(Items from a dataset)
━━━━
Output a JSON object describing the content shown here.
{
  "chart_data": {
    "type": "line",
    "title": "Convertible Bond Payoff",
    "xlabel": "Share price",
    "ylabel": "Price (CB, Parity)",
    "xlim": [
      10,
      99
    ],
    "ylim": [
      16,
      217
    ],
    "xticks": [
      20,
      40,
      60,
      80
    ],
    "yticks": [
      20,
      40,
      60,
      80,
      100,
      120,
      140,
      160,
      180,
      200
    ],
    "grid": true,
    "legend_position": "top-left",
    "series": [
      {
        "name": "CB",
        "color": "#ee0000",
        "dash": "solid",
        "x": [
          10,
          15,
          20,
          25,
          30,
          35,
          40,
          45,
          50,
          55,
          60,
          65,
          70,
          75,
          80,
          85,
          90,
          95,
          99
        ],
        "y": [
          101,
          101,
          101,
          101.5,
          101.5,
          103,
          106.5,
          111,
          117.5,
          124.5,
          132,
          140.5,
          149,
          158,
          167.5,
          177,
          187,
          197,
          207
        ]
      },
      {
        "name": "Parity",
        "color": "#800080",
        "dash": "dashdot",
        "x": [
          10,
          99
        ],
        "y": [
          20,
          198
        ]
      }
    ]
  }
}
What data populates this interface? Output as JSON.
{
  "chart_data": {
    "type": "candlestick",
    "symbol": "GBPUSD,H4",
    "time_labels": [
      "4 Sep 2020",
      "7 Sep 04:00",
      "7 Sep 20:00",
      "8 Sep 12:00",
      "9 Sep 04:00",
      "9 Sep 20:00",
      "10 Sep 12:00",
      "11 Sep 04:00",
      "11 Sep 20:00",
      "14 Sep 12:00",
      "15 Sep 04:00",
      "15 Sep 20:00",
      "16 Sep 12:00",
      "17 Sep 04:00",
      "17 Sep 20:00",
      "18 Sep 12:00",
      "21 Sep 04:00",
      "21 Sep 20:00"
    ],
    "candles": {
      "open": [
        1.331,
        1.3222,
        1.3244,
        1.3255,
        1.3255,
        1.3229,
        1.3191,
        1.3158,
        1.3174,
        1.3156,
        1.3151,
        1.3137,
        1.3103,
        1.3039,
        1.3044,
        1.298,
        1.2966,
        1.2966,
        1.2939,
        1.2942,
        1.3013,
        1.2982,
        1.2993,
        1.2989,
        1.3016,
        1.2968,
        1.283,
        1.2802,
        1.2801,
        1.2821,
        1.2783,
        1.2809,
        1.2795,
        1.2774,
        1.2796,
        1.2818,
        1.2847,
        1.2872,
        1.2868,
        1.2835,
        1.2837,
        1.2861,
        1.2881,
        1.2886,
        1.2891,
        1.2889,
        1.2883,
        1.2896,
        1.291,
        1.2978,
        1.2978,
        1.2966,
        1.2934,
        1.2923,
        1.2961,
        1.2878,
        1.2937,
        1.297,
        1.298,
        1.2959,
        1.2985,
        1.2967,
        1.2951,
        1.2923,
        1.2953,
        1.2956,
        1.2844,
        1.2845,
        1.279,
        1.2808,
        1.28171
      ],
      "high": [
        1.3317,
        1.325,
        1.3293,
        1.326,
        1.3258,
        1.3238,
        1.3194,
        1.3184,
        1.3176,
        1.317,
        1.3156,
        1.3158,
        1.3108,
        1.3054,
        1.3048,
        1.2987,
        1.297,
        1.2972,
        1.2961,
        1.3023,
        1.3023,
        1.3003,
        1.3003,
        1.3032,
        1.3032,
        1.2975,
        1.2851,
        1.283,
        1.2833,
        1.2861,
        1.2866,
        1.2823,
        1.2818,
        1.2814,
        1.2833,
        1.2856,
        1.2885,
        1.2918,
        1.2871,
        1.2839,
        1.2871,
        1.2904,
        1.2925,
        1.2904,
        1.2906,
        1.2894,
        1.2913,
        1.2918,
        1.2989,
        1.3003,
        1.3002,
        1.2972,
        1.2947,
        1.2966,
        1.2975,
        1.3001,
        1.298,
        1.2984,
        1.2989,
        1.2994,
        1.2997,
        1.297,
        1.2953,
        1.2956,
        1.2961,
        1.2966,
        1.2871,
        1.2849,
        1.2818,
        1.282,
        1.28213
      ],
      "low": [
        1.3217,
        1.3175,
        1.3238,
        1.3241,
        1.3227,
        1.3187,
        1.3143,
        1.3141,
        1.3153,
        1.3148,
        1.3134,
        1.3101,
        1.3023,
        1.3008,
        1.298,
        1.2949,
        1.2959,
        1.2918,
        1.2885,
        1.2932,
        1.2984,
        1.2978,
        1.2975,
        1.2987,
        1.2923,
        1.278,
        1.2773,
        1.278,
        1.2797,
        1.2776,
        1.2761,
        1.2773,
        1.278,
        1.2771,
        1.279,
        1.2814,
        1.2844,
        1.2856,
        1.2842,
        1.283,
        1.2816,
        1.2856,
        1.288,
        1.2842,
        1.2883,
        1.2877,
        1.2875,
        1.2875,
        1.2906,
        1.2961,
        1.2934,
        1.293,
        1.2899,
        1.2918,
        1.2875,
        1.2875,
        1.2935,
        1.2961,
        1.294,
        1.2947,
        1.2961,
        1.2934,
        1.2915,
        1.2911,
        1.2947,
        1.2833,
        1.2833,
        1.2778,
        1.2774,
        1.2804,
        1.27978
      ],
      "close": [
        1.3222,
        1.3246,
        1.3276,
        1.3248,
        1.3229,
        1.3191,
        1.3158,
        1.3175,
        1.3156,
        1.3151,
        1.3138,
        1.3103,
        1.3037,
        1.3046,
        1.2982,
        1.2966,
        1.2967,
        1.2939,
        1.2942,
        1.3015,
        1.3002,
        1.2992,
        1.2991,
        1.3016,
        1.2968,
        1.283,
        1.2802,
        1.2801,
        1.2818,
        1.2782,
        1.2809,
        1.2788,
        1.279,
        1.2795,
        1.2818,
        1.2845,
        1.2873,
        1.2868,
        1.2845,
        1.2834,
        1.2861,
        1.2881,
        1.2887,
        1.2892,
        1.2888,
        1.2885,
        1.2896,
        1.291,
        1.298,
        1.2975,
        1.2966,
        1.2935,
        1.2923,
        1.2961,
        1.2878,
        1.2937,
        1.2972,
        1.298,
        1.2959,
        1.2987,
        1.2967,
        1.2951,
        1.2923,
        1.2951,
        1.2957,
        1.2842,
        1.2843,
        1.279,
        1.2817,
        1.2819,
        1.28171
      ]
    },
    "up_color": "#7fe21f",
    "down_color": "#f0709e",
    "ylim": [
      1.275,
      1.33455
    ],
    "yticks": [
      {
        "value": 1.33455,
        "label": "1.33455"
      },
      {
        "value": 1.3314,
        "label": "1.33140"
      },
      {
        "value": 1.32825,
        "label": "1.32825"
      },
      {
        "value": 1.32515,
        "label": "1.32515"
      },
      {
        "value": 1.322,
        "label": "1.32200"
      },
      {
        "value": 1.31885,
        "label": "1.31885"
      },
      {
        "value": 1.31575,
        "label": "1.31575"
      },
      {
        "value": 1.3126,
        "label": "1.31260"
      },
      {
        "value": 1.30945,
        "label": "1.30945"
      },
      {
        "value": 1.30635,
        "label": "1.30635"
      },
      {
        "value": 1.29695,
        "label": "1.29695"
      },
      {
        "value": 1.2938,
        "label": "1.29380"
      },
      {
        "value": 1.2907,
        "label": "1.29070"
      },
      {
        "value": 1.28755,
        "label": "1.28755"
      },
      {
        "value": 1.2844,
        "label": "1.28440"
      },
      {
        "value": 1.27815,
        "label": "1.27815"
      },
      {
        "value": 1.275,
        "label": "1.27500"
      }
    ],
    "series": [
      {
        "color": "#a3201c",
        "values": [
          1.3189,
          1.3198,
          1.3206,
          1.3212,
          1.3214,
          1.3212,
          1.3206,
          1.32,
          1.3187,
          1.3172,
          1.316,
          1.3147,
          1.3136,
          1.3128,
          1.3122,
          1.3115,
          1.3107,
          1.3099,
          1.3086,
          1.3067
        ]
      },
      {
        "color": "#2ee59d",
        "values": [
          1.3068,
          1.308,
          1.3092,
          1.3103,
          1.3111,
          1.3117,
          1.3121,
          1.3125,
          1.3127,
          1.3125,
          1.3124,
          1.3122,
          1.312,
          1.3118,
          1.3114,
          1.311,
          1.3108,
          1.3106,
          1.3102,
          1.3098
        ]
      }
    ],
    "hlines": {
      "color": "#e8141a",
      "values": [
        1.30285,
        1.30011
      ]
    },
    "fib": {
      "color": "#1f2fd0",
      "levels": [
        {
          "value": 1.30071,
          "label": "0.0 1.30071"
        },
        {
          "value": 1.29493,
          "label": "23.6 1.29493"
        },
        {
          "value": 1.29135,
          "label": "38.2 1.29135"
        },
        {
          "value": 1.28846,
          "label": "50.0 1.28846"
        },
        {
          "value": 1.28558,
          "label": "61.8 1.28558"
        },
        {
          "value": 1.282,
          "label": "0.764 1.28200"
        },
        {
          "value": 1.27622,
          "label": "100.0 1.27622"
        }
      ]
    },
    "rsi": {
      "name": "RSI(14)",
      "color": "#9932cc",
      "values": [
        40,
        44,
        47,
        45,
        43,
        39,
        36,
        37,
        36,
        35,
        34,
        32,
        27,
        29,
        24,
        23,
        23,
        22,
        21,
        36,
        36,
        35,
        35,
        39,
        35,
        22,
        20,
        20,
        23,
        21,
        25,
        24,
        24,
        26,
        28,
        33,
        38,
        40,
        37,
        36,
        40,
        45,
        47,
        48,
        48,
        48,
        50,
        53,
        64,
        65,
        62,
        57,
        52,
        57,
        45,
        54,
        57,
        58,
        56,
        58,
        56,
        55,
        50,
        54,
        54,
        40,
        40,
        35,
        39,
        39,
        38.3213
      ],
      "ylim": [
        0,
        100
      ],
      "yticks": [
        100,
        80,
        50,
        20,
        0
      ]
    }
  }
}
━━━━
_WRITTEN EXERCISE:_ Copy out every line from the data above that has "Output" in it.

_TASK RESULT:_
Output a JSON object describing the content shown here.
What data populates this interface? Output as JSON.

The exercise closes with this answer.